- _Materials provided_:
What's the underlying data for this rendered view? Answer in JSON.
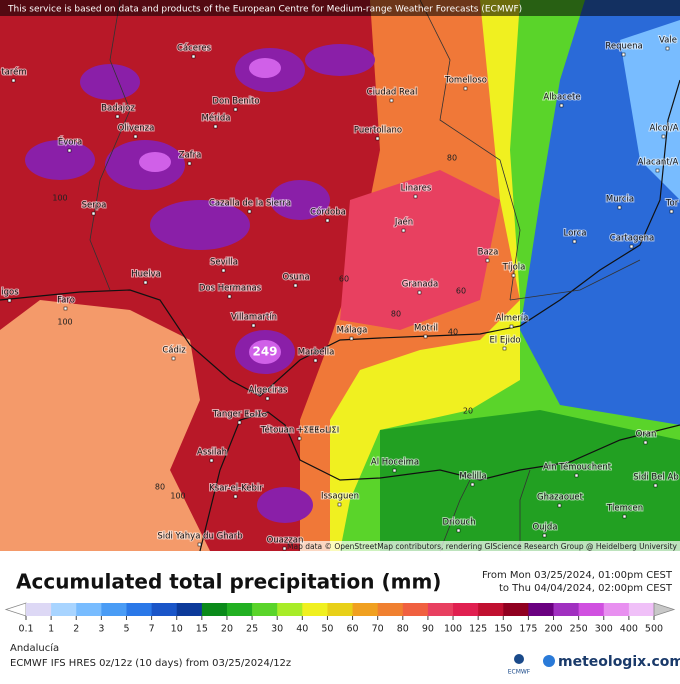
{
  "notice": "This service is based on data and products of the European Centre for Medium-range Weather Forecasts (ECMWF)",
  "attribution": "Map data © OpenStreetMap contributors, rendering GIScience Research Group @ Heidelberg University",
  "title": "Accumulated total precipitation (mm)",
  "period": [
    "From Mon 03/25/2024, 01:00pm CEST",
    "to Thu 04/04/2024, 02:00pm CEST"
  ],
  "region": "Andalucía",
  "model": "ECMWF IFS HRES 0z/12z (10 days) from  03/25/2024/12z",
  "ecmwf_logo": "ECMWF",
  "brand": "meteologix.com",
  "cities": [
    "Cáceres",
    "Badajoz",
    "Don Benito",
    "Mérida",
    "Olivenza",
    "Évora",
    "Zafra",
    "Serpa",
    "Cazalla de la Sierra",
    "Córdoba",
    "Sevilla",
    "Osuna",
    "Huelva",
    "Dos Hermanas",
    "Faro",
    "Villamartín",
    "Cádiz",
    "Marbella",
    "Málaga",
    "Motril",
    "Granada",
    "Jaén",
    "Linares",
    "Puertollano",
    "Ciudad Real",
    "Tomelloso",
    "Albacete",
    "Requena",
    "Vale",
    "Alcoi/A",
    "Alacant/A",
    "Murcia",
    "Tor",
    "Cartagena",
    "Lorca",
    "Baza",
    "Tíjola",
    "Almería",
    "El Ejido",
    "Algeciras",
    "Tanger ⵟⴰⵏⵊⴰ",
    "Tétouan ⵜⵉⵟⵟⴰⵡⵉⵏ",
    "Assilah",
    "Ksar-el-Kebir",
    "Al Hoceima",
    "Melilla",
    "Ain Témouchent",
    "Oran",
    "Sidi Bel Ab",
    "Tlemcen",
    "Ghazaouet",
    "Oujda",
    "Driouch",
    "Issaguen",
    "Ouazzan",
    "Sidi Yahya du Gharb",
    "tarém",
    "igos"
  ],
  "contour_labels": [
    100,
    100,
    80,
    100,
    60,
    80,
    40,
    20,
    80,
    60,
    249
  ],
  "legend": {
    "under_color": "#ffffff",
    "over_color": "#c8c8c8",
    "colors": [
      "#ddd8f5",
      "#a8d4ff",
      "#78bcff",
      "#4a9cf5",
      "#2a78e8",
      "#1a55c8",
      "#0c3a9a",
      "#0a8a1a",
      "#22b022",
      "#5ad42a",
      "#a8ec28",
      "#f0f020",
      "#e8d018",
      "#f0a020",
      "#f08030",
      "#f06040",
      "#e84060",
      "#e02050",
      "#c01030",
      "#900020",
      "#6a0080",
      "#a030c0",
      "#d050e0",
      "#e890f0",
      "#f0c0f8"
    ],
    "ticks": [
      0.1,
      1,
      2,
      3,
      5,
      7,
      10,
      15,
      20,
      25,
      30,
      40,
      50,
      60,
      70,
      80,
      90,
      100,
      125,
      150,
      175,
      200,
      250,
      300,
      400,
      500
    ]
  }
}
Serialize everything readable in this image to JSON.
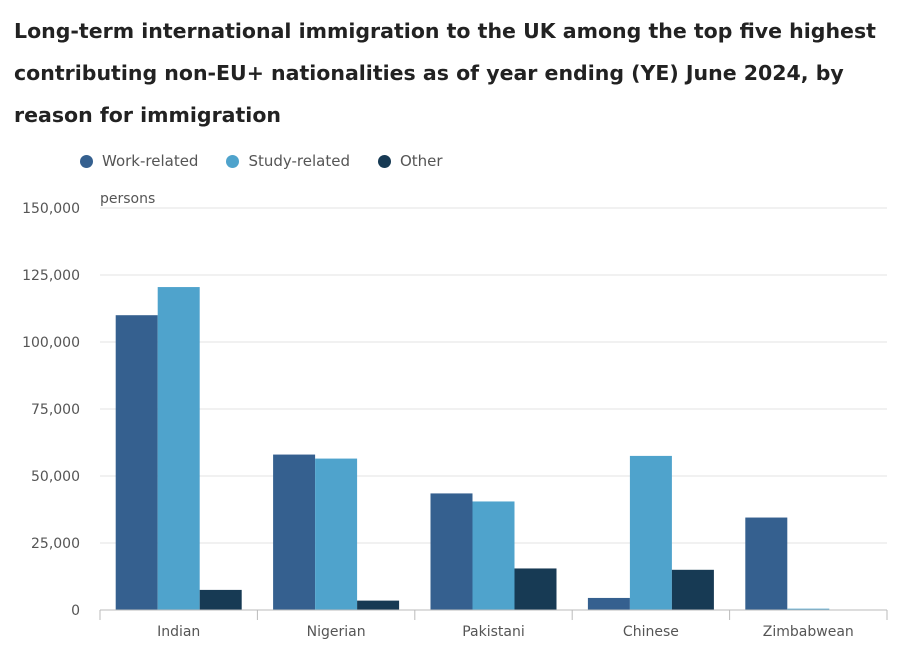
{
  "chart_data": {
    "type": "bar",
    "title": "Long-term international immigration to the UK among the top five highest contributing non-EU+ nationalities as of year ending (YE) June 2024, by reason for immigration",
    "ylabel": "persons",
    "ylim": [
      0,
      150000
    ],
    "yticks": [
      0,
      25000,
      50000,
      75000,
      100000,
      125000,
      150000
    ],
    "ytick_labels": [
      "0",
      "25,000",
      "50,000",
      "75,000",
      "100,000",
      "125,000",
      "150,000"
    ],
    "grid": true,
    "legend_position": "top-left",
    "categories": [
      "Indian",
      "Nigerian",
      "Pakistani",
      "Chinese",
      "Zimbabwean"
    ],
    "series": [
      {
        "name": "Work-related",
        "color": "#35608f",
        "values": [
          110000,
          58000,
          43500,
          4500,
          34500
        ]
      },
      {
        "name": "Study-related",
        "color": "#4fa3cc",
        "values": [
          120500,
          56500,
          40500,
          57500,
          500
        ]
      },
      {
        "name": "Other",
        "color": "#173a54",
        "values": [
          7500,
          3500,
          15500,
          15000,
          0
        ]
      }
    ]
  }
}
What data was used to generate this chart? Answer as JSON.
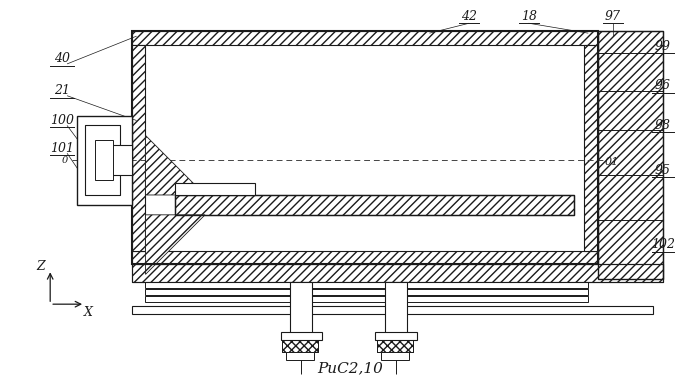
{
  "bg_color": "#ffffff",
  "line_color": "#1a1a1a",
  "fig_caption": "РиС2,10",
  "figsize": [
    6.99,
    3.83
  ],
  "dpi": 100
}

- _Work to do_: Check the data for the word "ECMWF" and pull out the lines that have it.

- _Task answer_:
  "notice": "This service is based on data and products of the European Centre for Medium-range Weather Forecasts (ECMWF)",
  "model": "ECMWF IFS HRES 0z/12z (10 days) from  03/25/2024/12z",
  "ecmwf_logo": "ECMWF",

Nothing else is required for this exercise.